BEGIN Information shown

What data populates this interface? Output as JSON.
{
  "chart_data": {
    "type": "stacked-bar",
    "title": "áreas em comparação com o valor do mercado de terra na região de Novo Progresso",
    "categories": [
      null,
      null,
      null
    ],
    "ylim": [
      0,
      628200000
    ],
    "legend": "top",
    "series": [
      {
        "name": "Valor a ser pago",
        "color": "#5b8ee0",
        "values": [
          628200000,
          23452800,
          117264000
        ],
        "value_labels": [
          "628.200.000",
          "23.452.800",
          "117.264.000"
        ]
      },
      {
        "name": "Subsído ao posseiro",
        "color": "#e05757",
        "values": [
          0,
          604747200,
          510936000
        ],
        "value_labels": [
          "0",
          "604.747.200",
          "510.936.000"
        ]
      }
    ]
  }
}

END Information shown

→ Your task
Reproduce the material exactly, with every line intact.

→ Exercise solution
What data populates this interface? Output as JSON.
{
  "chart_data": {
    "type": "stacked-bar",
    "title": "áreas em comparação com o valor do mercado de terra na região de Novo Progresso",
    "categories": [
      null,
      null,
      null
    ],
    "ylim": [
      0,
      628200000
    ],
    "legend": "top",
    "series": [
      {
        "name": "Valor a ser pago",
        "color": "#5b8ee0",
        "values": [
          628200000,
          23452800,
          117264000
        ],
        "value_labels": [
          "628.200.000",
          "23.452.800",
          "117.264.000"
        ]
      },
      {
        "name": "Subsído ao posseiro",
        "color": "#e05757",
        "values": [
          0,
          604747200,
          510936000
        ],
        "value_labels": [
          "0",
          "604.747.200",
          "510.936.000"
        ]
      }
    ]
  }
}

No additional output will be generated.